* SET EXERCISE: Find all lines in the listing that include the word "author", then copy them.

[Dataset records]
----------

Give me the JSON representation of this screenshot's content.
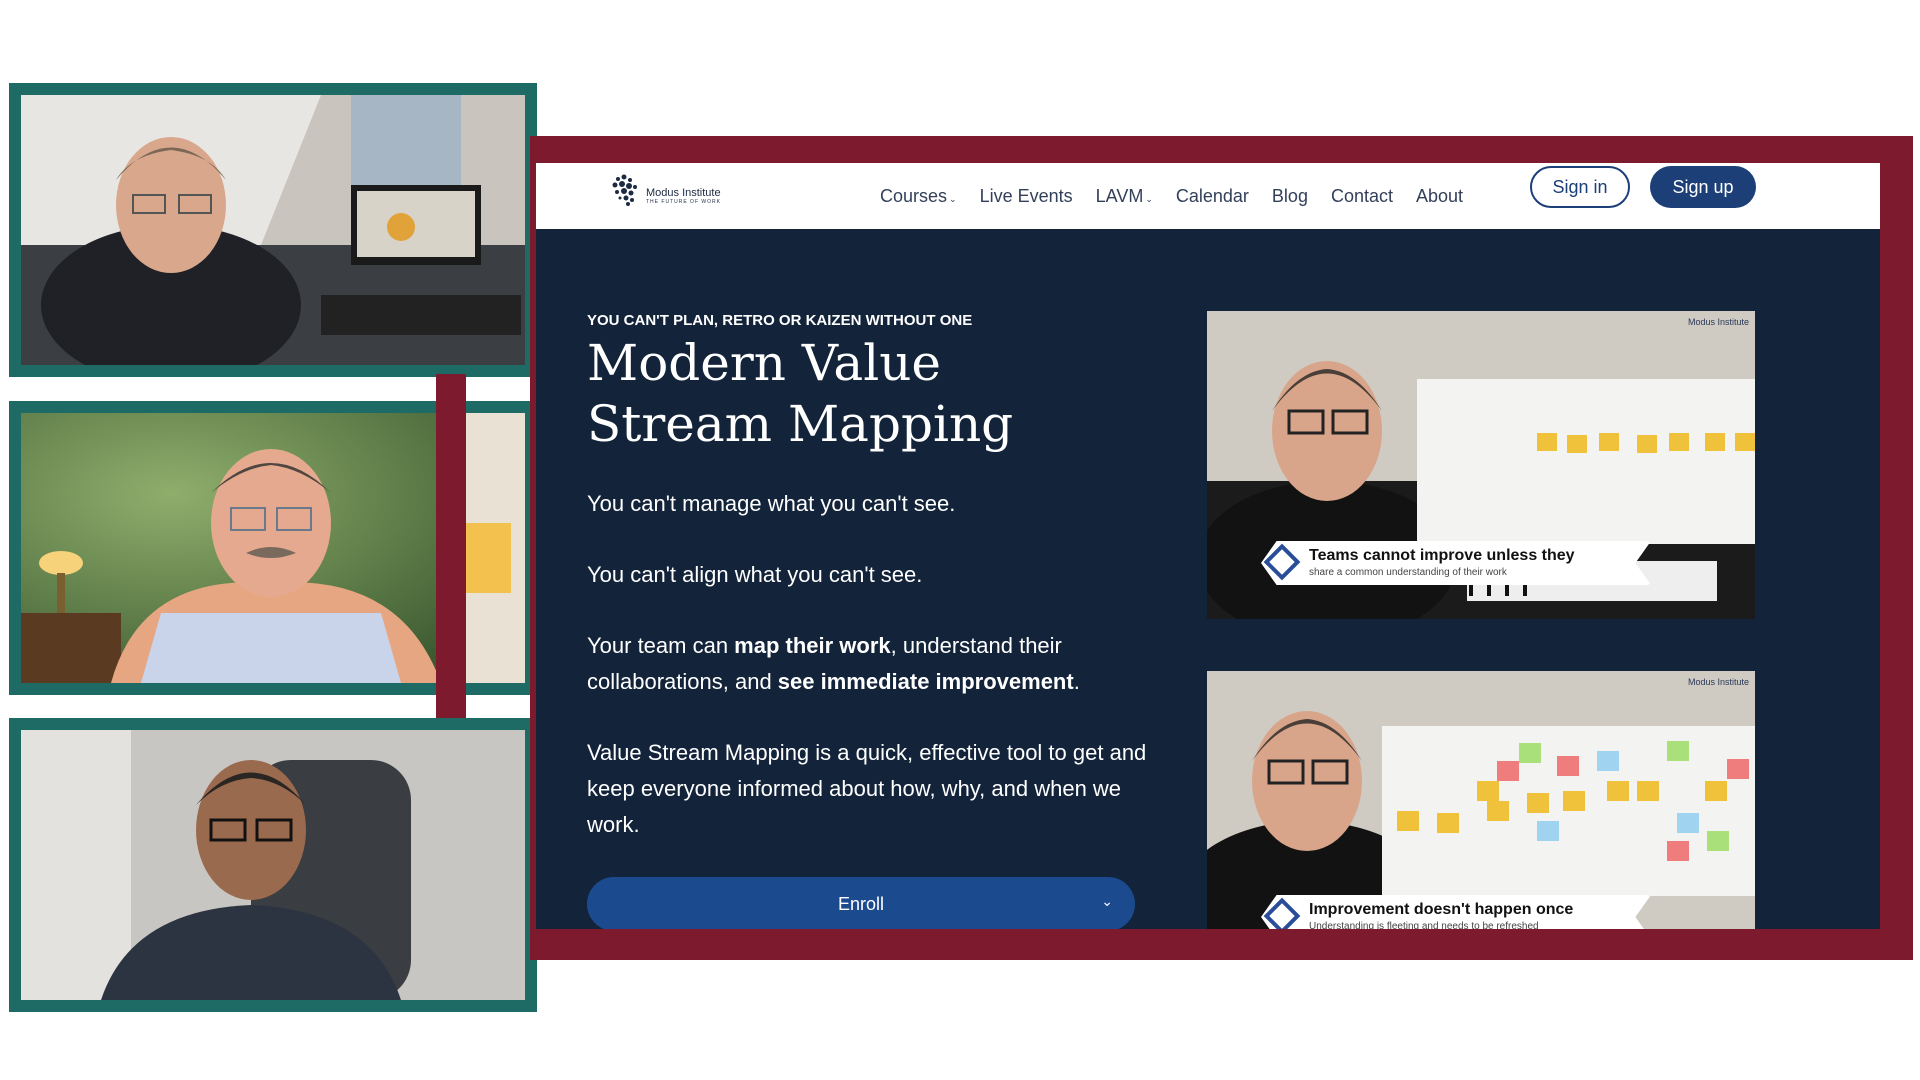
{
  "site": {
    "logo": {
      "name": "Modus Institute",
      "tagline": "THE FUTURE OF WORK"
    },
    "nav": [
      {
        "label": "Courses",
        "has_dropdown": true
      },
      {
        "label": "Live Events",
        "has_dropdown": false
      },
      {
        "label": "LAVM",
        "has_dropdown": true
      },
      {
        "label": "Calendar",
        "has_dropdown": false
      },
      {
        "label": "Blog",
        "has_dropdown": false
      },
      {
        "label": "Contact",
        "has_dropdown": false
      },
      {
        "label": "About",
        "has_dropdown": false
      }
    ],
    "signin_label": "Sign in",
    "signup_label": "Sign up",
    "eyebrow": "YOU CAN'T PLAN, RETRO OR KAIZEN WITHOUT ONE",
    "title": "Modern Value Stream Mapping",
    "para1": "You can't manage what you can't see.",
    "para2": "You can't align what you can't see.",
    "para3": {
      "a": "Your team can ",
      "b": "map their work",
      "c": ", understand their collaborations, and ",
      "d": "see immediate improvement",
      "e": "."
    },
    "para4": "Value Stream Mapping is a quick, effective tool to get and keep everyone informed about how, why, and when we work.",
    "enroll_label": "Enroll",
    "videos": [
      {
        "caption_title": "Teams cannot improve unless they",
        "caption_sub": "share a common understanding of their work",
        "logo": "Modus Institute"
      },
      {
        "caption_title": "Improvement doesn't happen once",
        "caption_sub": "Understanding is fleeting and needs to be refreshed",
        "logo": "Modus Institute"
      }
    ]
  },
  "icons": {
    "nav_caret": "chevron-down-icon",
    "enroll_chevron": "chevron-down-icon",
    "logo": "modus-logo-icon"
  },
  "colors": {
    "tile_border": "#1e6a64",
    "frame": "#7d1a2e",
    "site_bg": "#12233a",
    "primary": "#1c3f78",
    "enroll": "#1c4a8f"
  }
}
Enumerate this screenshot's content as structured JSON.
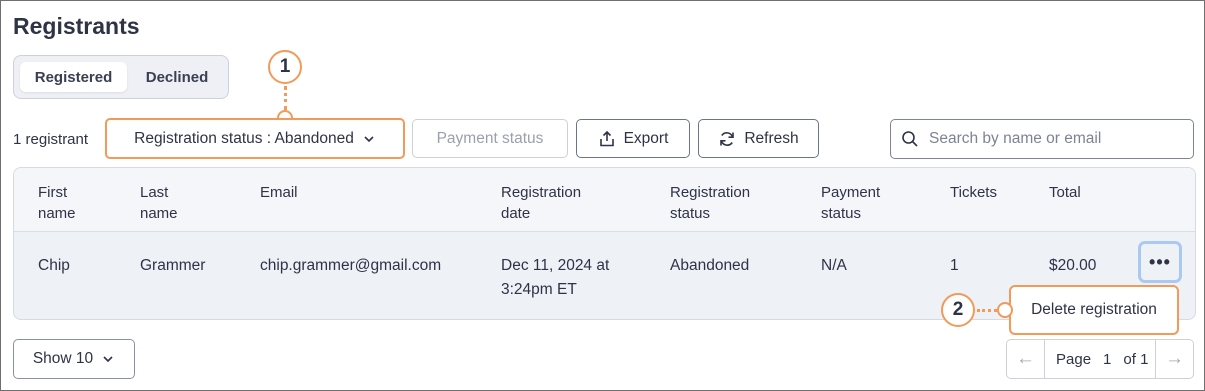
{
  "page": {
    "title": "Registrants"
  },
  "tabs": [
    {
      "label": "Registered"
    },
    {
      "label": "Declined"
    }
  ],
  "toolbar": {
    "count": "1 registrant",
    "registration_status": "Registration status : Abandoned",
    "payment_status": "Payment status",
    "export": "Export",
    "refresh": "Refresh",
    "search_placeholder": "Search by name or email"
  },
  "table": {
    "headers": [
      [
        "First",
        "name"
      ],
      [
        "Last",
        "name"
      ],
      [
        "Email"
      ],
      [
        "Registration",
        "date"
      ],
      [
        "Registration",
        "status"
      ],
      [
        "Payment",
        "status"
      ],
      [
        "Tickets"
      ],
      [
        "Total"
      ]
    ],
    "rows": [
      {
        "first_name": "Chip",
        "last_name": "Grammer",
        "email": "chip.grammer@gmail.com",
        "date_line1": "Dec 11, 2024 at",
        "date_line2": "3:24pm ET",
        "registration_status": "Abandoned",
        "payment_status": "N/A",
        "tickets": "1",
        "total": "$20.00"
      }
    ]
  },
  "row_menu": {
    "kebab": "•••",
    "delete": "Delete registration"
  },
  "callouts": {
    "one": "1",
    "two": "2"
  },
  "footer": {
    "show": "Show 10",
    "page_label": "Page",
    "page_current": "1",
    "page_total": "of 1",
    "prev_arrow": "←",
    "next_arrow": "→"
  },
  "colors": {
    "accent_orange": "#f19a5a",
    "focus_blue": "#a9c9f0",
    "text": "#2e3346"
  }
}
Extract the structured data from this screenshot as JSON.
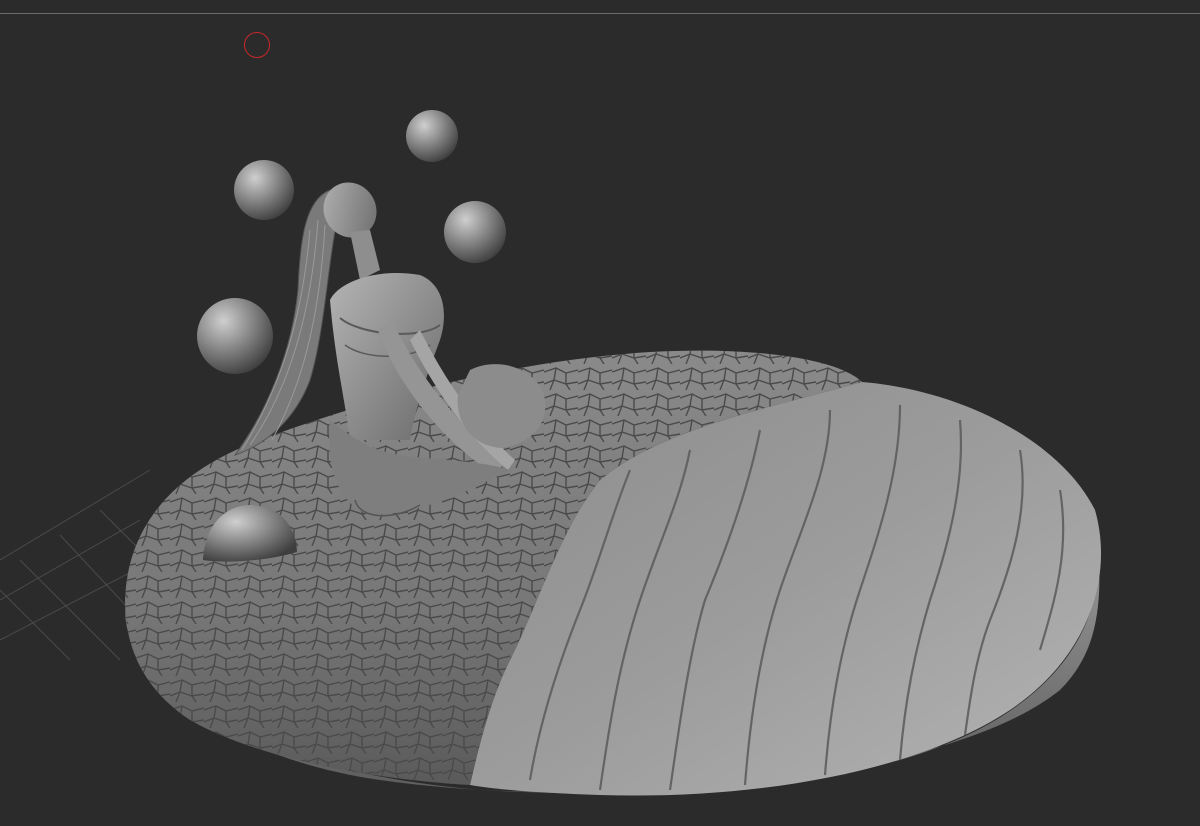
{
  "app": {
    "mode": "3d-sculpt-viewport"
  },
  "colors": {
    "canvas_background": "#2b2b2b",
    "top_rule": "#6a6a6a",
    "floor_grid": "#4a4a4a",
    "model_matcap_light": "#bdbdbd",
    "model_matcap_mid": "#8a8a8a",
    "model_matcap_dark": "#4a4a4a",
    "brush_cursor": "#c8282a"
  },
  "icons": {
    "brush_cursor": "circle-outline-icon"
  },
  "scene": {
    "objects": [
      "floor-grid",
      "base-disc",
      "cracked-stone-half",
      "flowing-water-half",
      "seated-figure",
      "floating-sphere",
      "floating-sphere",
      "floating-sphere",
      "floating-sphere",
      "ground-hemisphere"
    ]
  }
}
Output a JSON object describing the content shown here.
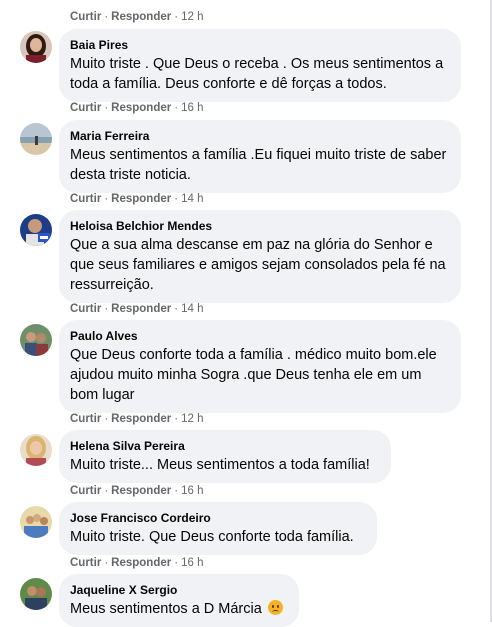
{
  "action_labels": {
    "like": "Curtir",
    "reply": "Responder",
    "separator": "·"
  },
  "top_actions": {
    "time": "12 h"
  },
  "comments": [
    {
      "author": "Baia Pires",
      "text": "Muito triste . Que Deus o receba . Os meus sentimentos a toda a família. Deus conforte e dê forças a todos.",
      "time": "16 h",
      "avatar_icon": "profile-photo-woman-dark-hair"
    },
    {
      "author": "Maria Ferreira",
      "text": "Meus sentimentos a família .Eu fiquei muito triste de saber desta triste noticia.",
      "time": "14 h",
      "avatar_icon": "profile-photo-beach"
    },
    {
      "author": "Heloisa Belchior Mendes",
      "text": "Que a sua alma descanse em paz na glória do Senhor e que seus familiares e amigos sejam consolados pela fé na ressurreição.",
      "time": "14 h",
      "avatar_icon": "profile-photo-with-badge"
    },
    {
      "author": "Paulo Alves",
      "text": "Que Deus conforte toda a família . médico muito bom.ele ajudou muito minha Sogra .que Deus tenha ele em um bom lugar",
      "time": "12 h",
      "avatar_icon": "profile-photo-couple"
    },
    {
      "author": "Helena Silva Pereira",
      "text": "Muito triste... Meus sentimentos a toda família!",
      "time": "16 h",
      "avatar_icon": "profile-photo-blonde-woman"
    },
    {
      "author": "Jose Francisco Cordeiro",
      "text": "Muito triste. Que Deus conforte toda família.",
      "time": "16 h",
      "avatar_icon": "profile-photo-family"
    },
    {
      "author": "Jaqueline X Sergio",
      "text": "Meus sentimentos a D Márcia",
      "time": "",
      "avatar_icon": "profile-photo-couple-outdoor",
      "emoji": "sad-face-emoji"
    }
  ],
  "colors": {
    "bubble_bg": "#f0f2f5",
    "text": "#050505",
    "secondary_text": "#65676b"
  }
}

----------

* ANSWER IN FULL:
      "author": "Baia Pires",
      "author": "Maria Ferreira",
      "author": "Heloisa Belchior Mendes",
      "author": "Paulo Alves",
      "author": "Helena Silva Pereira",
      "author": "Jose Francisco Cordeiro",
      "author": "Jaqueline X Sergio",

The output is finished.